* _Task directions_
Below are the records; reproduce all of them exactly but without any images.

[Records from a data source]
-*-

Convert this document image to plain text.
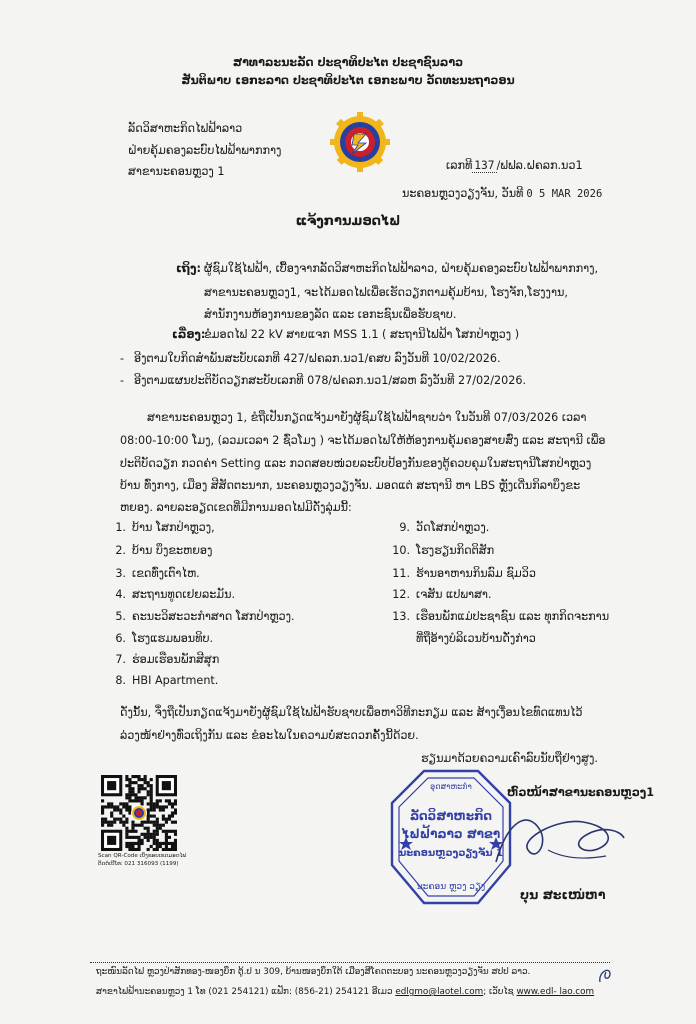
ສາທາລະນະລັດ ປະຊາທິປະໄຕ ປະຊາຊົນລາວ
ສັນຕິພາບ ເອກະລາດ ປະຊາທິປະໄຕ ເອກະພາບ ວັດທະນະຖາວອນ
ລັດວິສາຫະກິດໄຟຟ້າລາວ
ຝ່າຍຄຸ້ມຄອງລະບົບໄຟຟ້າພາກກາງ
ສາຂານະຄອນຫຼວງ 1	ເລກທີ 137 /ຟຟລ.ຝຄລກ.ນວ1
ນະຄອນຫຼວງວຽງຈັນ, ວັນທີ 0 5 MAR 2026
ແຈ້ງການມອດໄຟ
ເຖິງ: ຜູ້ຊົມໃຊ້ໄຟຟ້າ, ເບື້ອງຈາກລັດວິສາຫະກິດໄຟຟ້າລາວ, ຝ່າຍຄຸ້ມຄອງລະບົບໄຟຟ້າພາກກາງ,
ສາຂານະຄອນຫຼວງ1, ຈະໄດ້ມອດໄຟເພື່ອເຮັດວຽກຕາມຄຸ້ມບ້ານ, ໂຮງຈັກ,ໂຮງງານ,
ສຳນັກງານຫ້ອງການຂອງລັດ ແລະ ເອກະຊົນເພື່ອຮັບຊາບ.
ເລື່ອງ:
ຂໍມອດໄຟ 22 kV ສາຍແຈກ MSS 1.1 ( ສະຖານີໄຟຟ້າ ໂສກປ່າຫຼວງ )
- ອີງຕາມໃບກິດສໍາພັນສະບັບເລກທີ 427/ຝຄລກ.ນວ1/ຄສບ ລົງວັນທີ 10/02/2026.
- ອີງຕາມແຜນປະຕິບັດວຽກສະບັບເລກທີ 078/ຝຄລກ.ນວ1/ສລຫ ລົງວັນທີ 27/02/2026.
ສາຂານະຄອນຫຼວງ 1, ຂໍຖືເປັນກຽດແຈ້ງມາຍັງຜູ້ຊົມໃຊ້ໄຟຟ້າຊາບວ່າ ໃນວັນທີ 07/03/2026 ເວລາ
08:00-10:00 ໂມງ, (ລວມເວລາ 2 ຊົ່ວໂມງ ) ຈະໄດ້ມອດໄຟໃຫ້ຫ້ອງການຄຸ້ມຄອງສາຍສົ່ງ ແລະ ສະຖານີ ເພື່ອ
ປະຕິບັດວຽກ ກວດຄ່າ Setting ແລະ ກວດສອບໜ່ວຍລະບົບປ້ອງກັນຂອງຕູ້ຄວບຄຸມໃນສະຖານີໂສກປ່າຫຼວງ
ບ້ານ ທົ່ງກາງ, ເມືອງ ສີສັດຕະນາກ, ນະຄອນຫຼວງວຽງຈັນ. ມອດແຕ່ ສະຖານີ ຫາ LBS ຫຼັງເດີ່ນກິລາບຶງຂະ
ຫຍອງ. ລາຍລະອຽດເຂດທີ່ມີການມອດໄຟມີດັ່ງລຸ່ມນີ້:
1. ບ້ານ ໂສກປ່າຫຼວງ,
2. ບ້ານ ບຶງຂະຫຍອງ
3. ເຂດທົ່ງເຕົາໄຫ.
4. ສະຖານທູດເຢຍລະມັນ.
5. ຄະນະວິສະວະກຳສາດ ໂສກປ່າຫຼວງ.
6. ໂຮງແຮມພອນທິບ.
7. ຮ່ອມເຮືອນພັກສີສຸກ
8. HBI Apartment.
9. ວັດໂສກປ່າຫຼວງ.
10. ໂຮງຮຽນກິດຕິສັກ
11. ຮ້ານອາຫານກິນລົມ ຊົມວິວ
12. ເຈສັນ ແປພາສາ.
13. ເຮືອນພັກແມ່ປະຊາຊົນ ແລະ ທຸກກິດຈະການ
ທີ່ຖືອ້າງບໍລິເວນບ້ານດັ່ງກ່າວ
ດັ່ງນັ້ນ, ຈຶ່ງຖືເປັນກຽດແຈ້ງມາຍັງຜູ້ຊົມໃຊ້ໄຟຟ້າຮັບຊາບເພື່ອຫາວິທີກະກຽມ ແລະ ສ້າງເງື່ອນໄຂທົດແທນໄວ້
ລ່ວງໜ້າຢ່າງທົ່ວເຖິງກັນ ແລະ ຂໍອະໄພໃນຄວາມບໍ່ສະດວກຄັ້ງນີ້ດ້ວຍ.
ຮຽນມາດ້ວຍຄວາມເຄົາລົບນັບຖືຢ່າງສູງ.
Scan QR-Code ເບິ່ງຂອບເຂດມອດໄຟ
ຕິດຕໍ່ເບີໂທ: 021 316093 (1199)
ອຸດສາຫະກຳ
ລັດວິສາຫະກິດ
ໄຟຟ້າລາວ ສາຂາ
ນະຄອນຫຼວງວຽງຈັນ 1
ນະຄອນ ຫຼວງ ວຽງ
ຫົວໜ້າສາຂານະຄອນຫຼວງ1
ບຸນ ສະເໜ່ຫາ
ຖະໜົນລັດໄຟ ຫຼວງປ່າສັກທອງ-ໜອງບຶກ ຕູ້.ປ ນ 309, ບ້ານໜອງບຶກໃຕ້ ເມືອງສີໂຄດຕະບອງ ນະຄອນຫຼວງວຽງຈັນ ສປປ ລາວ.
ສາຂາໄຟຟ້ານະຄອນຫຼວງ 1 ໂທ (021 254121) ແຟັກ: (856-21) 254121 ອີເມວ edlgmo@laotel.com; ເວັບໄຊ www.edl- lao.com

-*-

* _Solution to this task_
Convert this document image to plain text.
ສາທາລະນະລັດ ປະຊາທິປະໄຕ ປະຊາຊົນລາວ
ສັນຕິພາບ ເອກະລາດ ປະຊາທິປະໄຕ ເອກະພາບ ວັດທະນະຖາວອນ
ລັດວິສາຫະກິດໄຟຟ້າລາວ
ຝ່າຍຄຸ້ມຄອງລະບົບໄຟຟ້າພາກກາງ
ສາຂານະຄອນຫຼວງ 1	ເລກທີ 137 /ຟຟລ.ຝຄລກ.ນວ1
ນະຄອນຫຼວງວຽງຈັນ, ວັນທີ 0 5 MAR 2026
ແຈ້ງການມອດໄຟ
ເຖິງ: ຜູ້ຊົມໃຊ້ໄຟຟ້າ, ເບື້ອງຈາກລັດວິສາຫະກິດໄຟຟ້າລາວ, ຝ່າຍຄຸ້ມຄອງລະບົບໄຟຟ້າພາກກາງ,
ສາຂານະຄອນຫຼວງ1, ຈະໄດ້ມອດໄຟເພື່ອເຮັດວຽກຕາມຄຸ້ມບ້ານ, ໂຮງຈັກ,ໂຮງງານ,
ສຳນັກງານຫ້ອງການຂອງລັດ ແລະ ເອກະຊົນເພື່ອຮັບຊາບ.
ເລື່ອງ:
ຂໍມອດໄຟ 22 kV ສາຍແຈກ MSS 1.1 ( ສະຖານີໄຟຟ້າ ໂສກປ່າຫຼວງ )
- ອີງຕາມໃບກິດສໍາພັນສະບັບເລກທີ 427/ຝຄລກ.ນວ1/ຄສບ ລົງວັນທີ 10/02/2026.
- ອີງຕາມແຜນປະຕິບັດວຽກສະບັບເລກທີ 078/ຝຄລກ.ນວ1/ສລຫ ລົງວັນທີ 27/02/2026.
ສາຂານະຄອນຫຼວງ 1, ຂໍຖືເປັນກຽດແຈ້ງມາຍັງຜູ້ຊົມໃຊ້ໄຟຟ້າຊາບວ່າ ໃນວັນທີ 07/03/2026 ເວລາ
08:00-10:00 ໂມງ, (ລວມເວລາ 2 ຊົ່ວໂມງ ) ຈະໄດ້ມອດໄຟໃຫ້ຫ້ອງການຄຸ້ມຄອງສາຍສົ່ງ ແລະ ສະຖານີ ເພື່ອ
ປະຕິບັດວຽກ ກວດຄ່າ Setting ແລະ ກວດສອບໜ່ວຍລະບົບປ້ອງກັນຂອງຕູ້ຄວບຄຸມໃນສະຖານີໂສກປ່າຫຼວງ
ບ້ານ ທົ່ງກາງ, ເມືອງ ສີສັດຕະນາກ, ນະຄອນຫຼວງວຽງຈັນ. ມອດແຕ່ ສະຖານີ ຫາ LBS ຫຼັງເດີ່ນກິລາບຶງຂະ
ຫຍອງ. ລາຍລະອຽດເຂດທີ່ມີການມອດໄຟມີດັ່ງລຸ່ມນີ້:
1. ບ້ານ ໂສກປ່າຫຼວງ,
2. ບ້ານ ບຶງຂະຫຍອງ
3. ເຂດທົ່ງເຕົາໄຫ.
4. ສະຖານທູດເຢຍລະມັນ.
5. ຄະນະວິສະວະກຳສາດ ໂສກປ່າຫຼວງ.
6. ໂຮງແຮມພອນທິບ.
7. ຮ່ອມເຮືອນພັກສີສຸກ
8. HBI Apartment.
9. ວັດໂສກປ່າຫຼວງ.
10. ໂຮງຮຽນກິດຕິສັກ
11. ຮ້ານອາຫານກິນລົມ ຊົມວິວ
12. ເຈສັນ ແປພາສາ.
13. ເຮືອນພັກແມ່ປະຊາຊົນ ແລະ ທຸກກິດຈະການ
ທີ່ຖືອ້າງບໍລິເວນບ້ານດັ່ງກ່າວ
ດັ່ງນັ້ນ, ຈຶ່ງຖືເປັນກຽດແຈ້ງມາຍັງຜູ້ຊົມໃຊ້ໄຟຟ້າຮັບຊາບເພື່ອຫາວິທີກະກຽມ ແລະ ສ້າງເງື່ອນໄຂທົດແທນໄວ້
ລ່ວງໜ້າຢ່າງທົ່ວເຖິງກັນ ແລະ ຂໍອະໄພໃນຄວາມບໍ່ສະດວກຄັ້ງນີ້ດ້ວຍ.
ຮຽນມາດ້ວຍຄວາມເຄົາລົບນັບຖືຢ່າງສູງ.
Scan QR-Code ເບິ່ງຂອບເຂດມອດໄຟ
ຕິດຕໍ່ເບີໂທ: 021 316093 (1199)
ອຸດສາຫະກຳ
ລັດວິສາຫະກິດ
ໄຟຟ້າລາວ ສາຂາ
ນະຄອນຫຼວງວຽງຈັນ 1
ນະຄອນ ຫຼວງ ວຽງ
ຫົວໜ້າສາຂານະຄອນຫຼວງ1
ບຸນ ສະເໜ່ຫາ
ຖະໜົນລັດໄຟ ຫຼວງປ່າສັກທອງ-ໜອງບຶກ ຕູ້.ປ ນ 309, ບ້ານໜອງບຶກໃຕ້ ເມືອງສີໂຄດຕະບອງ ນະຄອນຫຼວງວຽງຈັນ ສປປ ລາວ.
ສາຂາໄຟຟ້ານະຄອນຫຼວງ 1 ໂທ (021 254121) ແຟັກ: (856-21) 254121 ອີເມວ edlgmo@laotel.com; ເວັບໄຊ www.edl- lao.com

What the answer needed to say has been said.